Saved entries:
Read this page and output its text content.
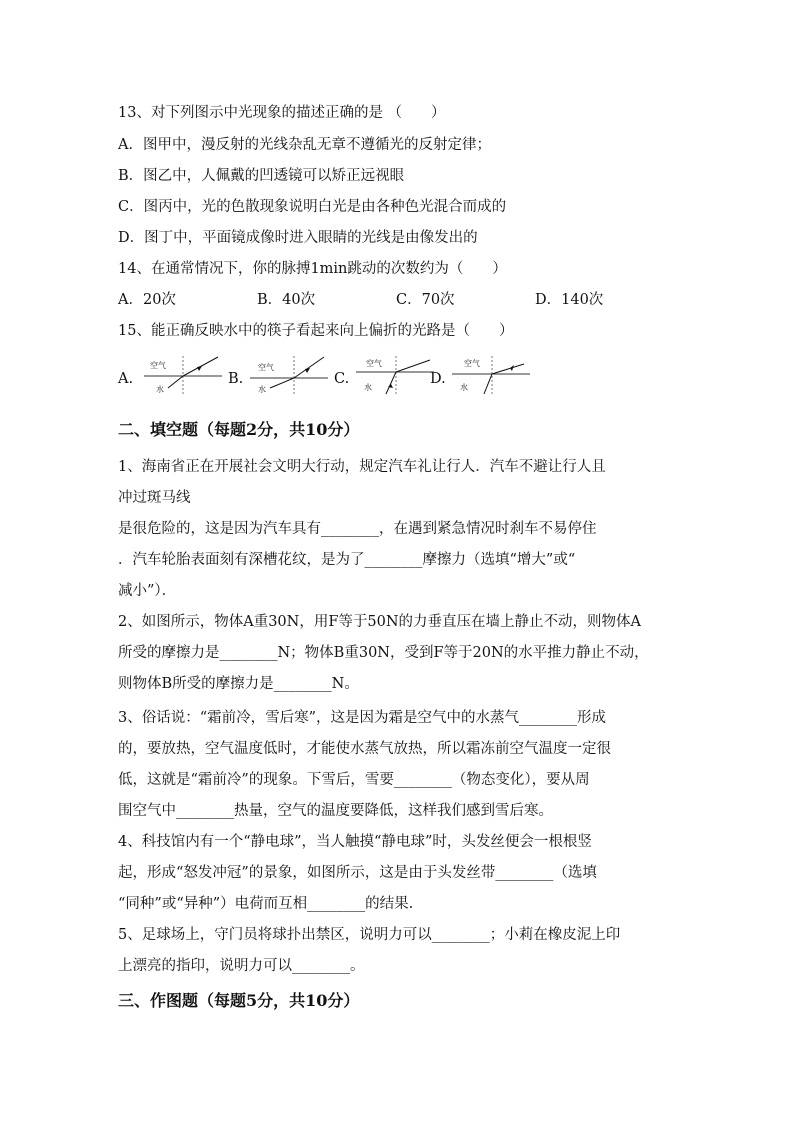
13、对下列图示中光现象的描述正确的是 （　　）
A．图甲中，漫反射的光线杂乱无章不遵循光的反射定律；
B．图乙中，人佩戴的凹透镜可以矫正远视眼
C．图丙中，光的色散现象说明白光是由各种色光混合而成的
D．图丁中，平面镜成像时进入眼睛的光线是由像发出的
14、在通常情况下，你的脉搏1min跳动的次数约为（　　）
A．20次	B．40次	C．70次	D．140次
15、能正确反映水中的筷子看起来向上偏折的光路是（　　）
A.
空气
水
B.
空气
水
C.
空气
水
D.
空气
水
二、填空题（每题2分，共10分）
1、海南省正在开展社会文明大行动，规定汽车礼让行人．汽车不避让行人且
冲过斑马线
是很危险的，这是因为汽车具有________，在遇到紧急情况时刹车不易停住
．汽车轮胎表面刻有深槽花纹，是为了________摩擦力（选填“增大”或“
减小”）．
2、如图所示，物体A重30N，用F等于50N的力垂直压在墙上静止不动，则物体A
所受的摩擦力是________N；物体B重30N，受到F等于20N的水平推力静止不动，
则物体B所受的摩擦力是________N。
3、俗话说：“霜前冷，雪后寒”，这是因为霜是空气中的水蒸气________形成
的，要放热，空气温度低时，才能使水蒸气放热，所以霜冻前空气温度一定很
低，这就是“霜前冷”的现象。下雪后，雪要________（物态变化），要从周
围空气中________热量，空气的温度要降低，这样我们感到雪后寒。
4、科技馆内有一个“静电球”，当人触摸“静电球”时，头发丝便会一根根竖
起，形成“怒发冲冠”的景象，如图所示，这是由于头发丝带________（选填
“同种”或“异种”）电荷而互相________的结果.
5、足球场上，守门员将球扑出禁区，说明力可以________；小莉在橡皮泥上印
上漂亮的指印，说明力可以________。
三、作图题（每题5分，共10分）
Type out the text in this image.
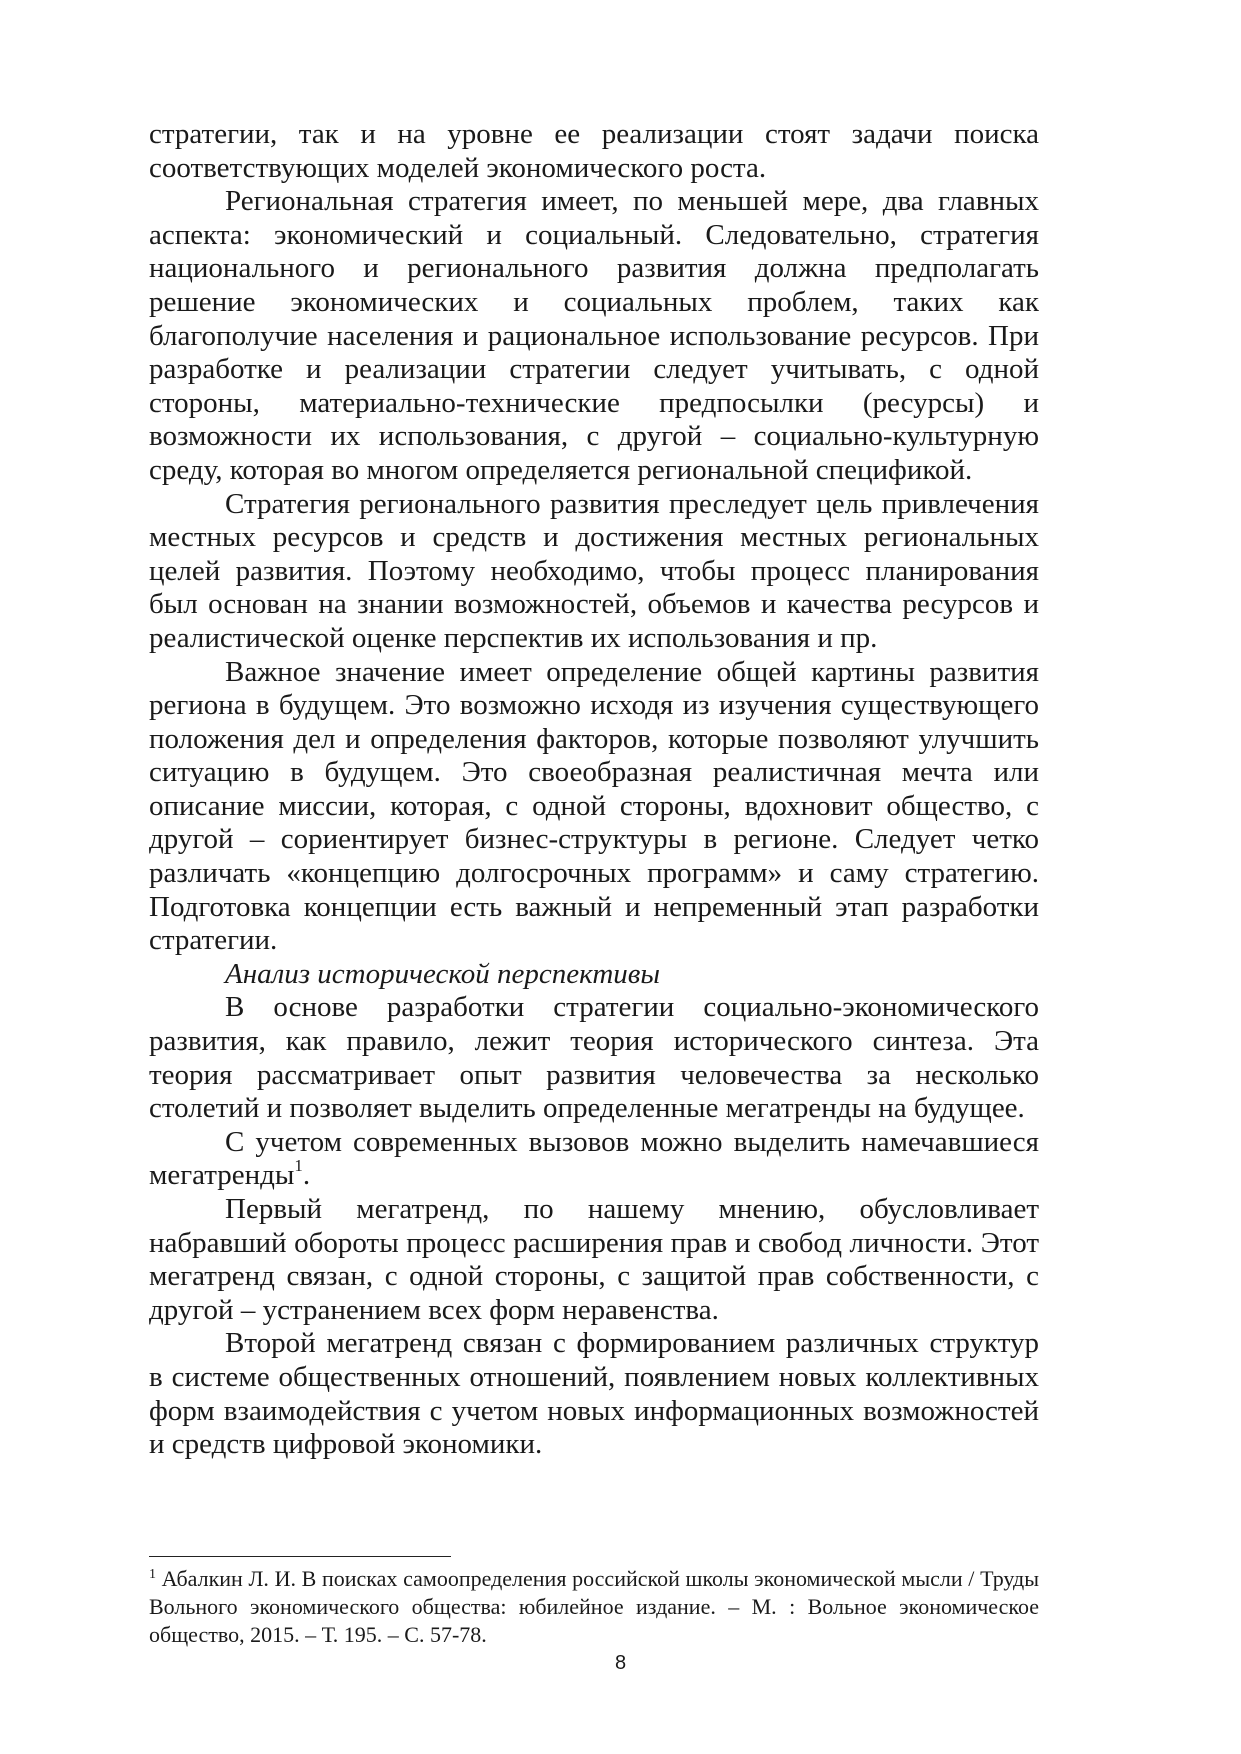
стратегии, так и на уровне ее реализации стоят задачи поиска соответствующих моделей экономического роста.

Региональная стратегия имеет, по меньшей мере, два главных аспекта: экономический и социальный. Следовательно, стратегия национального и регионального развития должна предполагать решение экономических и социальных проблем, таких как благополучие населения и рациональное использование ресурсов. При разработке и реализации стратегии следует учитывать, с одной стороны, материально-технические предпосылки (ресурсы) и возможности их использования, с другой – социально-культурную среду, которая во многом определяется региональной спецификой.

Стратегия регионального развития преследует цель привлечения местных ресурсов и средств и достижения местных региональных целей развития. Поэтому необходимо, чтобы процесс планирования был основан на знании возможностей, объемов и качества ресурсов и реалистической оценке перспектив их использования и пр.

Важное значение имеет определение общей картины развития региона в будущем. Это возможно исходя из изучения существующего положения дел и определения факторов, которые позволяют улучшить ситуацию в будущем. Это своеобразная реалистичная мечта или описание миссии, которая, с одной стороны, вдохновит общество, с другой – сориентирует бизнес-структуры в регионе. Следует четко различать «концепцию долгосрочных программ» и саму стратегию. Подготовка концепции есть важный и непременный этап разработки стратегии.

Анализ исторической перспективы

В основе разработки стратегии социально-экономического развития, как правило, лежит теория исторического синтеза. Эта теория рассматривает опыт развития человечества за несколько столетий и позволяет выделить определенные мегатренды на будущее.

С учетом современных вызовов можно выделить намечавшиеся мегатренды$^1$.

Первый мегатренд, по нашему мнению, обусловливает набравший обороты процесс расширения прав и свобод личности. Этот мегатренд связан, с одной стороны, с защитой прав собственности, с другой – устранением всех форм неравенства.

Второй мегатренд связан с формированием различных структур в системе общественных отношений, появлением новых коллективных форм взаимодействия с учетом новых информационных возможностей и средств цифровой экономики.

$^1$ Абалкин Л. И. В поисках самоопределения российской школы экономической мысли / Труды Вольного экономического общества: юбилейное издание. – М. : Вольное экономическое общество, 2015. – Т. 195. – С. 57-78.

8
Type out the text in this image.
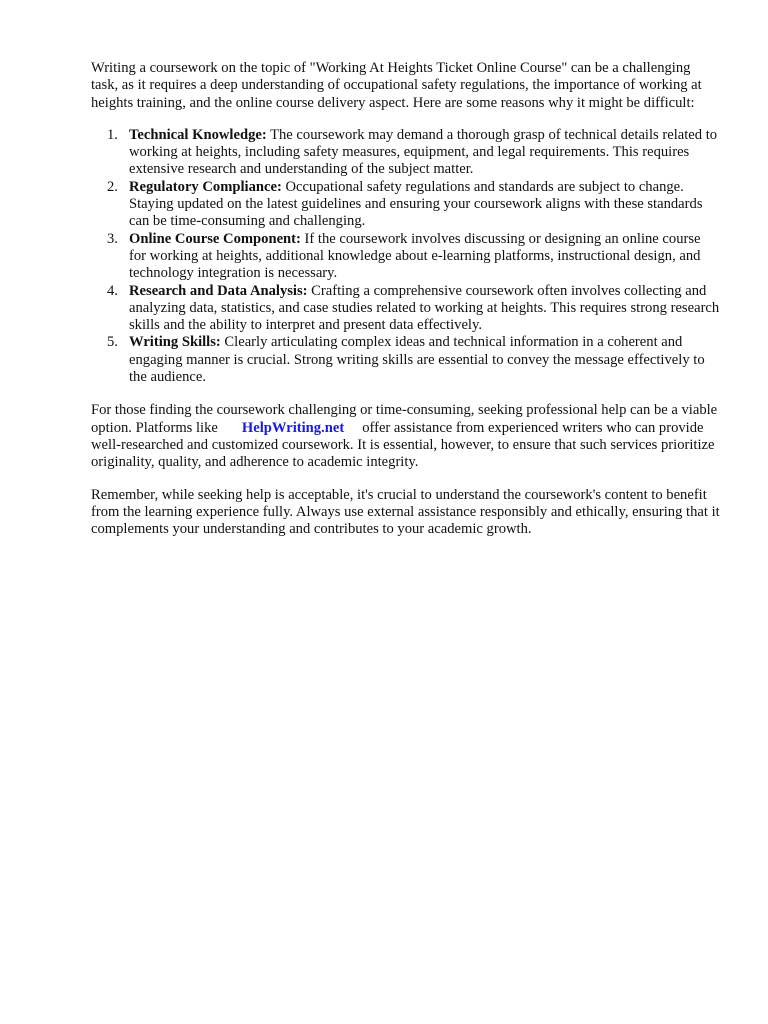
Writing a coursework on the topic of "Working At Heights Ticket Online Course" can be a challenging task, as it requires a deep understanding of occupational safety regulations, the importance of working at heights training, and the online course delivery aspect. Here are some reasons why it might be difficult:

Technical Knowledge: The coursework may demand a thorough grasp of technical details related to working at heights, including safety measures, equipment, and legal requirements. This requires extensive research and understanding of the subject matter.
Regulatory Compliance: Occupational safety regulations and standards are subject to change. Staying updated on the latest guidelines and ensuring your coursework aligns with these standards can be time-consuming and challenging.
Online Course Component: If the coursework involves discussing or designing an online course for working at heights, additional knowledge about e-learning platforms, instructional design, and technology integration is necessary.
Research and Data Analysis: Crafting a comprehensive coursework often involves collecting and analyzing data, statistics, and case studies related to working at heights. This requires strong research skills and the ability to interpret and present data effectively.
Writing Skills: Clearly articulating complex ideas and technical information in a coherent and engaging manner is crucial. Strong writing skills are essential to convey the message effectively to the audience.

For those finding the coursework challenging or time-consuming, seeking professional help can be a viable option. Platforms like HelpWriting.net offer assistance from experienced writers who can provide well-researched and customized coursework. It is essential, however, to ensure that such services prioritize originality, quality, and adherence to academic integrity.

Remember, while seeking help is acceptable, it's crucial to understand the coursework's content to benefit from the learning experience fully. Always use external assistance responsibly and ethically, ensuring that it complements your understanding and contributes to your academic growth.
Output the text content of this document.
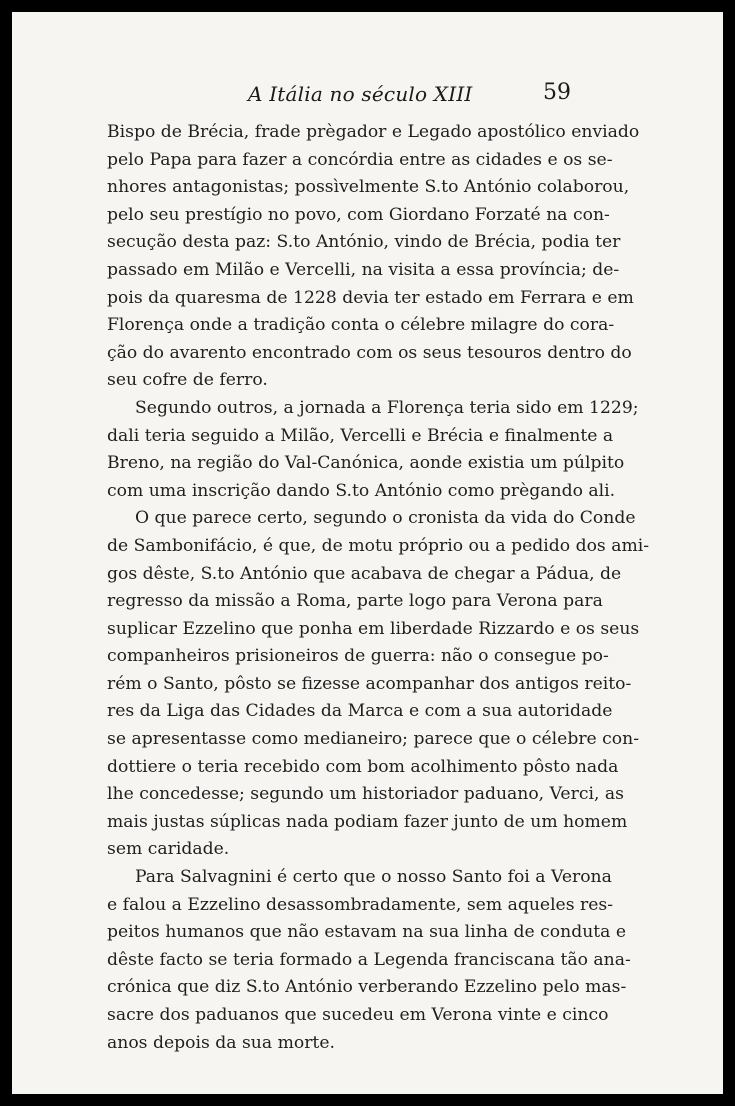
A Itália no século XIII	59

Bispo de Brécia, frade prègador e Legado apostólico enviado
pelo Papa para fazer a concórdia entre as cidades e os se-
nhores antagonistas; possìvelmente S.to António colaborou,
pelo seu prestígio no povo, com Giordano Forzaté na con-
secução desta paz: S.to António, vindo de Brécia, podia ter
passado em Milão e Vercelli, na visita a essa província; de-
pois da quaresma de 1228 devia ter estado em Ferrara e em
Florença onde a tradição conta o célebre milagre do cora-
ção do avarento encontrado com os seus tesouros dentro do
seu cofre de ferro.

Segundo outros, a jornada a Florença teria sido em 1229;
dali teria seguido a Milão, Vercelli e Brécia e finalmente a
Breno, na região do Val-Canónica, aonde existia um púlpito
com uma inscrição dando S.to António como prègando ali.

O que parece certo, segundo o cronista da vida do Conde
de Sambonifácio, é que, de motu próprio ou a pedido dos ami-
gos dêste, S.to António que acabava de chegar a Pádua, de
regresso da missão a Roma, parte logo para Verona para
suplicar Ezzelino que ponha em liberdade Rizzardo e os seus
companheiros prisioneiros de guerra: não o consegue po-
rém o Santo, pôsto se fizesse acompanhar dos antigos reito-
res da Liga das Cidades da Marca e com a sua autoridade
se apresentasse como medianeiro; parece que o célebre con-
dottiere o teria recebido com bom acolhimento pôsto nada
lhe concedesse; segundo um historiador paduano, Verci, as
mais justas súplicas nada podiam fazer junto de um homem
sem caridade.

Para Salvagnini é certo que o nosso Santo foi a Verona
e falou a Ezzelino desassombradamente, sem aqueles res-
peitos humanos que não estavam na sua linha de conduta e
dêste facto se teria formado a Legenda franciscana tão ana-
crónica que diz S.to António verberando Ezzelino pelo mas-
sacre dos paduanos que sucedeu em Verona vinte e cinco
anos depois da sua morte.
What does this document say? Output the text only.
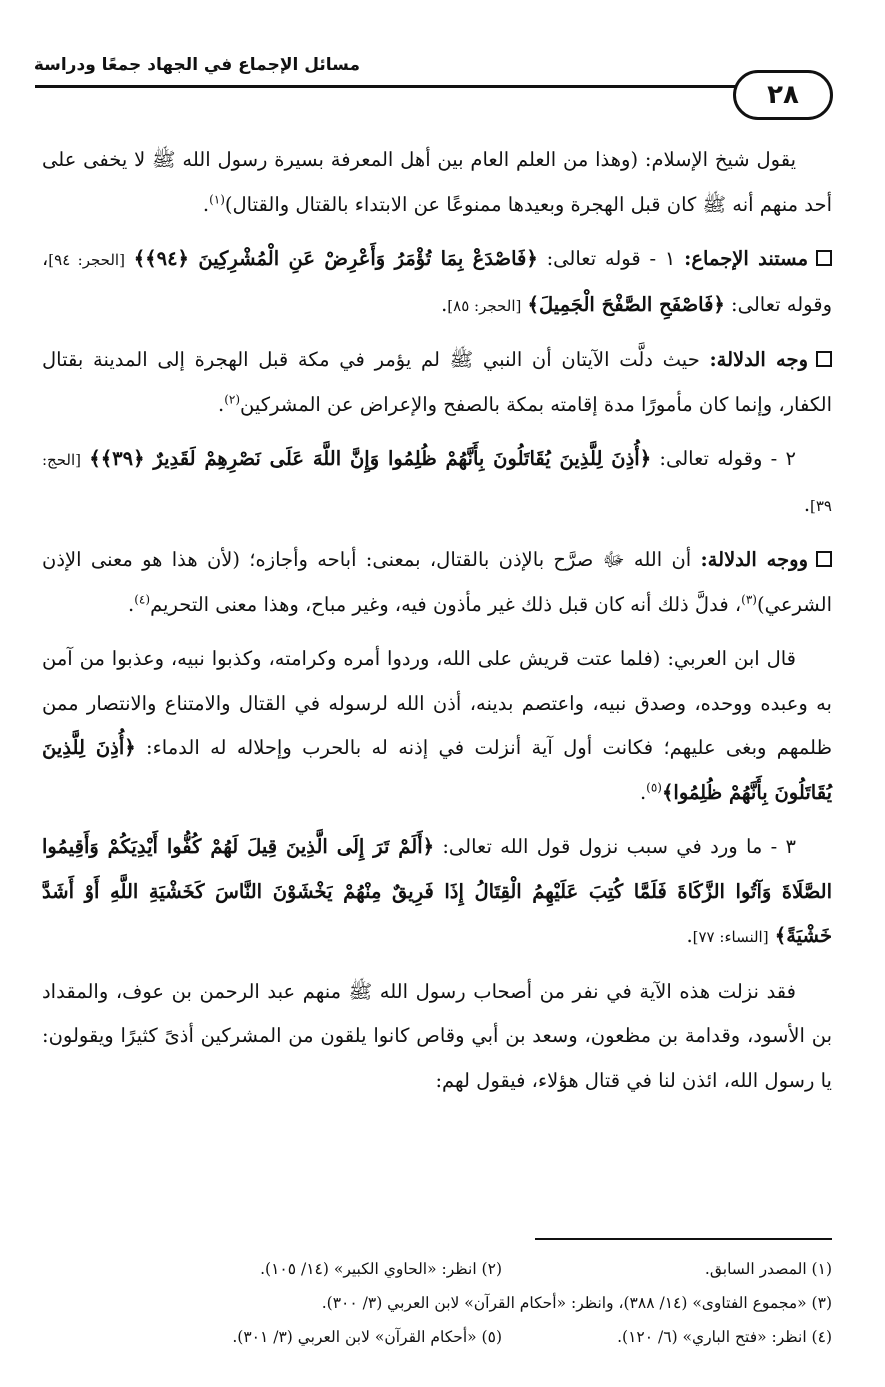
مسائل الإجماع في الجهاد جمعًا ودراسة
٢٨

يقول شيخ الإسلام: (وهذا من العلم العام بين أهل المعرفة بسيرة رسول الله ﷺ لا يخفى على أحد منهم أنه ﷺ كان قبل الهجرة وبعيدها ممنوعًا عن الابتداء بالقتال والقتال)$^{(١)}$.

مستند الإجماع: ١ - قوله تعالى: ﴿فَاصْدَعْ بِمَا تُؤْمَرُ وَأَعْرِضْ عَنِ الْمُشْرِكِينَ ﴿٩٤﴾﴾ [الحجر: ٩٤]، وقوله تعالى: ﴿فَاصْفَحِ الصَّفْحَ الْجَمِيلَ﴾ [الحجر: ٨٥].

وجه الدلالة: حيث دلَّت الآيتان أن النبي ﷺ لم يؤمر في مكة قبل الهجرة إلى المدينة بقتال الكفار، وإنما كان مأمورًا مدة إقامته بمكة بالصفح والإعراض عن المشركين$^{(٢)}$.

٢ - وقوله تعالى: ﴿أُذِنَ لِلَّذِينَ يُقَاتَلُونَ بِأَنَّهُمْ ظُلِمُوا وَإِنَّ اللَّهَ عَلَى نَصْرِهِمْ لَقَدِيرٌ ﴿٣٩﴾﴾ [الحج: ٣٩].

ووجه الدلالة: أن الله ﷻ صرَّح بالإذن بالقتال، بمعنى: أباحه وأجازه؛ (لأن هذا هو معنى الإذن الشرعي)$^{(٣)}$، فدلَّ ذلك أنه كان قبل ذلك غير مأذون فيه، وغير مباح، وهذا معنى التحريم$^{(٤)}$.

قال ابن العربي: (فلما عتت قريش على الله، وردوا أمره وكرامته، وكذبوا نبيه، وعذبوا من آمن به وعبده ووحده، وصدق نبيه، واعتصم بدينه، أذن الله لرسوله في القتال والامتناع والانتصار ممن ظلمهم وبغى عليهم؛ فكانت أول آية أنزلت في إذنه له بالحرب وإحلاله له الدماء: ﴿أُذِنَ لِلَّذِينَ يُقَاتَلُونَ بِأَنَّهُمْ ظُلِمُوا﴾$^{(٥)}$.

٣ - ما ورد في سبب نزول قول الله تعالى: ﴿أَلَمْ تَرَ إِلَى الَّذِينَ قِيلَ لَهُمْ كُفُّوا أَيْدِيَكُمْ وَأَقِيمُوا الصَّلَاةَ وَآتُوا الزَّكَاةَ فَلَمَّا كُتِبَ عَلَيْهِمُ الْقِتَالُ إِذَا فَرِيقٌ مِنْهُمْ يَخْشَوْنَ النَّاسَ كَخَشْيَةِ اللَّهِ أَوْ أَشَدَّ خَشْيَةً﴾ [النساء: ٧٧].

فقد نزلت هذه الآية في نفر من أصحاب رسول الله ﷺ منهم عبد الرحمن بن عوف، والمقداد بن الأسود، وقدامة بن مظعون، وسعد بن أبي وقاص كانوا يلقون من المشركين أذىً كثيرًا ويقولون: يا رسول الله، ائذن لنا في قتال هؤلاء، فيقول لهم:

(١) المصدر السابق.
(٢) انظر: «الحاوي الكبير» (١٤/ ١٠٥).
(٣) «مجموع الفتاوى» (١٤/ ٣٨٨)، وانظر: «أحكام القرآن» لابن العربي (٣/ ٣٠٠).
(٤) انظر: «فتح الباري» (٦/ ١٢٠).
(٥) «أحكام القرآن» لابن العربي (٣/ ٣٠١).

### TASK BRIEF:
Which lines contain the word "that"? Copy each one.

### COMPLETE RESPONSE:
For those finding the coursework challenging or time-consuming, seeking professional help can be a viable option. Platforms like HelpWriting.net offer assistance from experienced writers who can provide well-researched and customized coursework. It is essential, however, to ensure that such services prioritize originality, quality, and adherence to academic integrity.
Remember, while seeking help is acceptable, it's crucial to understand the coursework's content to benefit from the learning experience fully. Always use external assistance responsibly and ethically, ensuring that it complements your understanding and contributes to your academic growth.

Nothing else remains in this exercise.